Records shown:
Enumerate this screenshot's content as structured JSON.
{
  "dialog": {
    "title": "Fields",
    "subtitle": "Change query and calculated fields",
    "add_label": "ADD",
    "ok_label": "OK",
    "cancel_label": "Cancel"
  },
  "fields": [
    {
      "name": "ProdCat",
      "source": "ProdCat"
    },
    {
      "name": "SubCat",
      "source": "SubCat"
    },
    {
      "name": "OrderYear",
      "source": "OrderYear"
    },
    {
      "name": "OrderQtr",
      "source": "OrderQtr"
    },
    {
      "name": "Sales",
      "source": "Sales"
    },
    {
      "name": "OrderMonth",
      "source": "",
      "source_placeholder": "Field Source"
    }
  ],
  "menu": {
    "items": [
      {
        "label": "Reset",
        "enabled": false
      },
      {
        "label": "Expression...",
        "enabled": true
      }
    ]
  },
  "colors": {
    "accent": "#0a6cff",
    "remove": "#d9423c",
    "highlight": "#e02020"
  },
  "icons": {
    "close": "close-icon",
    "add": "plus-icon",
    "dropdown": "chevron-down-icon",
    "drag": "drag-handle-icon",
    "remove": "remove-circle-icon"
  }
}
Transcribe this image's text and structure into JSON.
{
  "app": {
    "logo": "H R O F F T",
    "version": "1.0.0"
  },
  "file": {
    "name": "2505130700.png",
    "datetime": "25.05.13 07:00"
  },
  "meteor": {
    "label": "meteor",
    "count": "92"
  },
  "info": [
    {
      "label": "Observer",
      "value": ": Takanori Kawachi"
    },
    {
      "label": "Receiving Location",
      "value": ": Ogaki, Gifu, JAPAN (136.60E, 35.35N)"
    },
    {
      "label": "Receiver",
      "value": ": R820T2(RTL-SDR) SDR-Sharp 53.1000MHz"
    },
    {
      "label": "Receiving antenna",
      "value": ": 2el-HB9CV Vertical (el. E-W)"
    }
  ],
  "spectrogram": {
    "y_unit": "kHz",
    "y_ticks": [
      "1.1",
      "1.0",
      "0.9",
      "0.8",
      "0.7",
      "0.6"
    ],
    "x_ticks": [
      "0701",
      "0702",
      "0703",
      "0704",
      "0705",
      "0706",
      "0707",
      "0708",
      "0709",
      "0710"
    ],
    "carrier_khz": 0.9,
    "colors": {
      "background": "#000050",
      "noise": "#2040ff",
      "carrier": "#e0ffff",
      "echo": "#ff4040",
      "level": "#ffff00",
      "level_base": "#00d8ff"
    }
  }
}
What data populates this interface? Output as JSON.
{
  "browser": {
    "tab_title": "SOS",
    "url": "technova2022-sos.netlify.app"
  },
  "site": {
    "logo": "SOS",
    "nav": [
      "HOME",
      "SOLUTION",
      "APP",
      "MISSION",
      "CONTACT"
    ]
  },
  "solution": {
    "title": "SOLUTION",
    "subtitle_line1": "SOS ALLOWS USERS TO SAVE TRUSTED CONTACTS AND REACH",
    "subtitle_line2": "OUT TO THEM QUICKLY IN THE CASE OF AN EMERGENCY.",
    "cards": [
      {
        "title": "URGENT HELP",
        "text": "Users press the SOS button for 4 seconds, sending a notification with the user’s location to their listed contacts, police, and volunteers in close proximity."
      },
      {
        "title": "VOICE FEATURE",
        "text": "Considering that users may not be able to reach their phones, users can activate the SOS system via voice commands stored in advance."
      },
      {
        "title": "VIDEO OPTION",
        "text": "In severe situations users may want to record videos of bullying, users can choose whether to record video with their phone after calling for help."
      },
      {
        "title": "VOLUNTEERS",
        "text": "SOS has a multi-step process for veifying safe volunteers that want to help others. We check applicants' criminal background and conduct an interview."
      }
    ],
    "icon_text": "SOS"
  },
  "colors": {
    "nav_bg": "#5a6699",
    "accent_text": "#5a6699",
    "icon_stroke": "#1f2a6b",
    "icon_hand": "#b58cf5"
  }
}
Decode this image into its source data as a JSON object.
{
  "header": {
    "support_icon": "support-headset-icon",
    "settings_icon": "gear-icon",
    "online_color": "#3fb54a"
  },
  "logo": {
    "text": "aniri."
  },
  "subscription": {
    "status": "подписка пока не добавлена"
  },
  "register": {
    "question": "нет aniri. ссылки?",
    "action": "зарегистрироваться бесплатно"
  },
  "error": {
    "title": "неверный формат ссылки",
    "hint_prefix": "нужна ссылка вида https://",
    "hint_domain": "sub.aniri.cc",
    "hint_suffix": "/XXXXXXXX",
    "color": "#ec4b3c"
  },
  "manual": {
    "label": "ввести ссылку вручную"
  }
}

Objective:
Return only the number of lines in the data that contain "aniri".

Final result:
3